*Extracted material:*

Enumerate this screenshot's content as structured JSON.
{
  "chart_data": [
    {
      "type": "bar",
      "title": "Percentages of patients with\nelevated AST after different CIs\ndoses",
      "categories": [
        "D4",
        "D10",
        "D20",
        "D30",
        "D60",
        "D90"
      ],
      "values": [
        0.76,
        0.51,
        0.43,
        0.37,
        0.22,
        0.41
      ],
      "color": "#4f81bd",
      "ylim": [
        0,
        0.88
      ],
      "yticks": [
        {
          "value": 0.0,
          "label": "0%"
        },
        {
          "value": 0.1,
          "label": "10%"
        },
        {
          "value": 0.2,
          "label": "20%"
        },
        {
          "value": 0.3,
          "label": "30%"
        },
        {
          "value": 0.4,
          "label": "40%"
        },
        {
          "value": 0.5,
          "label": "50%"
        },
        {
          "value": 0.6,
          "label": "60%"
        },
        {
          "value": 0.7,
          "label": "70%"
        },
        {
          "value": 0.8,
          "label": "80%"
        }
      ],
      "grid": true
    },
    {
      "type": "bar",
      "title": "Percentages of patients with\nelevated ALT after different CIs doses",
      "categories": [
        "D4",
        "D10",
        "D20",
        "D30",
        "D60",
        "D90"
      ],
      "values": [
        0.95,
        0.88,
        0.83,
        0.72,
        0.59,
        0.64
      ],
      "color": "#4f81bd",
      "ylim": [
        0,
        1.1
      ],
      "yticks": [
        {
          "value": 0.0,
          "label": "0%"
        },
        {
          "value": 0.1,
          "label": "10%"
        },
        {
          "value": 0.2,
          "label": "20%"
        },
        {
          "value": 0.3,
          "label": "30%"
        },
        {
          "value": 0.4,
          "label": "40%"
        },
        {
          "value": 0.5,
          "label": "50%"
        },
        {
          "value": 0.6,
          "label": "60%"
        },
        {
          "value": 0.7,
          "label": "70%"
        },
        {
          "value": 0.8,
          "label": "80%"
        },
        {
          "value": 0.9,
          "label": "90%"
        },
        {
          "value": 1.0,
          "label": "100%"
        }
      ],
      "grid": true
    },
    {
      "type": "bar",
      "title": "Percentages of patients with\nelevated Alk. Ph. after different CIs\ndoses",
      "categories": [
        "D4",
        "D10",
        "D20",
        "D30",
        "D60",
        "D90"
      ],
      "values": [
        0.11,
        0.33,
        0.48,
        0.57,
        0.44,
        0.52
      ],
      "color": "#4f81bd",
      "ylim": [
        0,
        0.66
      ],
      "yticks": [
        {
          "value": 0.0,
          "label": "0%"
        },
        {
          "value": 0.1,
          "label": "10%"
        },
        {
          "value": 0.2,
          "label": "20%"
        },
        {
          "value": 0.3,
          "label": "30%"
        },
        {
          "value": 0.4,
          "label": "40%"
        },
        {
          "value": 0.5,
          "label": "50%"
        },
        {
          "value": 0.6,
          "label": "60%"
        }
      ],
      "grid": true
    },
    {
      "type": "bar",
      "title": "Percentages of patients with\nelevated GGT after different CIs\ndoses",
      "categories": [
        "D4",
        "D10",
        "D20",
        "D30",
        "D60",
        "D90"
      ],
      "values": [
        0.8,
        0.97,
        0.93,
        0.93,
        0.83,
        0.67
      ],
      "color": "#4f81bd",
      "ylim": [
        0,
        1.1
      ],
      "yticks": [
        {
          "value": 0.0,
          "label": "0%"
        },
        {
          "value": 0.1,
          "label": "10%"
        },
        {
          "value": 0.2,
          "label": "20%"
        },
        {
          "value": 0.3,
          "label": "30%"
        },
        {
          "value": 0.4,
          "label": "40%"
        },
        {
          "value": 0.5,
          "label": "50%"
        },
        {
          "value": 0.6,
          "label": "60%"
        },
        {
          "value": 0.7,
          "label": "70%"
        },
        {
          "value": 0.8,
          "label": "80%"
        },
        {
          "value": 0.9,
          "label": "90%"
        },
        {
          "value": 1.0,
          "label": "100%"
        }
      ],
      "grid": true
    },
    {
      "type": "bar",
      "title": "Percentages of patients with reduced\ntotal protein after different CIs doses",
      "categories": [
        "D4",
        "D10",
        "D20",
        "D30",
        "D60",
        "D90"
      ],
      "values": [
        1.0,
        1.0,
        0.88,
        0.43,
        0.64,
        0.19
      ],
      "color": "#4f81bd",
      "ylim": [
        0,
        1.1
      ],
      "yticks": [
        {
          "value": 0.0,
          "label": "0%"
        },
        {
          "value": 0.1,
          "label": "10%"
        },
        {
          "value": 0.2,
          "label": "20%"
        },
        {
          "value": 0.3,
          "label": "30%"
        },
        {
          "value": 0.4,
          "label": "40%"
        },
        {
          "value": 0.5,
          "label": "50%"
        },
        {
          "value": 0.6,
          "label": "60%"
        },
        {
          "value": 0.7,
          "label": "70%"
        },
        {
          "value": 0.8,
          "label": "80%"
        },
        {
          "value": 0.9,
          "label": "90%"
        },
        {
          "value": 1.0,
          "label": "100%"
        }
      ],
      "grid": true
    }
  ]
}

*Directions for this task:* Give the listing above again in full, exactly as written.

*Finished task:*
Enumerate this screenshot's content as structured JSON.
{
  "chart_data": [
    {
      "type": "bar",
      "title": "Percentages of patients with\nelevated AST after different CIs\ndoses",
      "categories": [
        "D4",
        "D10",
        "D20",
        "D30",
        "D60",
        "D90"
      ],
      "values": [
        0.76,
        0.51,
        0.43,
        0.37,
        0.22,
        0.41
      ],
      "color": "#4f81bd",
      "ylim": [
        0,
        0.88
      ],
      "yticks": [
        {
          "value": 0.0,
          "label": "0%"
        },
        {
          "value": 0.1,
          "label": "10%"
        },
        {
          "value": 0.2,
          "label": "20%"
        },
        {
          "value": 0.3,
          "label": "30%"
        },
        {
          "value": 0.4,
          "label": "40%"
        },
        {
          "value": 0.5,
          "label": "50%"
        },
        {
          "value": 0.6,
          "label": "60%"
        },
        {
          "value": 0.7,
          "label": "70%"
        },
        {
          "value": 0.8,
          "label": "80%"
        }
      ],
      "grid": true
    },
    {
      "type": "bar",
      "title": "Percentages of patients with\nelevated ALT after different CIs doses",
      "categories": [
        "D4",
        "D10",
        "D20",
        "D30",
        "D60",
        "D90"
      ],
      "values": [
        0.95,
        0.88,
        0.83,
        0.72,
        0.59,
        0.64
      ],
      "color": "#4f81bd",
      "ylim": [
        0,
        1.1
      ],
      "yticks": [
        {
          "value": 0.0,
          "label": "0%"
        },
        {
          "value": 0.1,
          "label": "10%"
        },
        {
          "value": 0.2,
          "label": "20%"
        },
        {
          "value": 0.3,
          "label": "30%"
        },
        {
          "value": 0.4,
          "label": "40%"
        },
        {
          "value": 0.5,
          "label": "50%"
        },
        {
          "value": 0.6,
          "label": "60%"
        },
        {
          "value": 0.7,
          "label": "70%"
        },
        {
          "value": 0.8,
          "label": "80%"
        },
        {
          "value": 0.9,
          "label": "90%"
        },
        {
          "value": 1.0,
          "label": "100%"
        }
      ],
      "grid": true
    },
    {
      "type": "bar",
      "title": "Percentages of patients with\nelevated Alk. Ph. after different CIs\ndoses",
      "categories": [
        "D4",
        "D10",
        "D20",
        "D30",
        "D60",
        "D90"
      ],
      "values": [
        0.11,
        0.33,
        0.48,
        0.57,
        0.44,
        0.52
      ],
      "color": "#4f81bd",
      "ylim": [
        0,
        0.66
      ],
      "yticks": [
        {
          "value": 0.0,
          "label": "0%"
        },
        {
          "value": 0.1,
          "label": "10%"
        },
        {
          "value": 0.2,
          "label": "20%"
        },
        {
          "value": 0.3,
          "label": "30%"
        },
        {
          "value": 0.4,
          "label": "40%"
        },
        {
          "value": 0.5,
          "label": "50%"
        },
        {
          "value": 0.6,
          "label": "60%"
        }
      ],
      "grid": true
    },
    {
      "type": "bar",
      "title": "Percentages of patients with\nelevated GGT after different CIs\ndoses",
      "categories": [
        "D4",
        "D10",
        "D20",
        "D30",
        "D60",
        "D90"
      ],
      "values": [
        0.8,
        0.97,
        0.93,
        0.93,
        0.83,
        0.67
      ],
      "color": "#4f81bd",
      "ylim": [
        0,
        1.1
      ],
      "yticks": [
        {
          "value": 0.0,
          "label": "0%"
        },
        {
          "value": 0.1,
          "label": "10%"
        },
        {
          "value": 0.2,
          "label": "20%"
        },
        {
          "value": 0.3,
          "label": "30%"
        },
        {
          "value": 0.4,
          "label": "40%"
        },
        {
          "value": 0.5,
          "label": "50%"
        },
        {
          "value": 0.6,
          "label": "60%"
        },
        {
          "value": 0.7,
          "label": "70%"
        },
        {
          "value": 0.8,
          "label": "80%"
        },
        {
          "value": 0.9,
          "label": "90%"
        },
        {
          "value": 1.0,
          "label": "100%"
        }
      ],
      "grid": true
    },
    {
      "type": "bar",
      "title": "Percentages of patients with reduced\ntotal protein after different CIs doses",
      "categories": [
        "D4",
        "D10",
        "D20",
        "D30",
        "D60",
        "D90"
      ],
      "values": [
        1.0,
        1.0,
        0.88,
        0.43,
        0.64,
        0.19
      ],
      "color": "#4f81bd",
      "ylim": [
        0,
        1.1
      ],
      "yticks": [
        {
          "value": 0.0,
          "label": "0%"
        },
        {
          "value": 0.1,
          "label": "10%"
        },
        {
          "value": 0.2,
          "label": "20%"
        },
        {
          "value": 0.3,
          "label": "30%"
        },
        {
          "value": 0.4,
          "label": "40%"
        },
        {
          "value": 0.5,
          "label": "50%"
        },
        {
          "value": 0.6,
          "label": "60%"
        },
        {
          "value": 0.7,
          "label": "70%"
        },
        {
          "value": 0.8,
          "label": "80%"
        },
        {
          "value": 0.9,
          "label": "90%"
        },
        {
          "value": 1.0,
          "label": "100%"
        }
      ],
      "grid": true
    }
  ]
}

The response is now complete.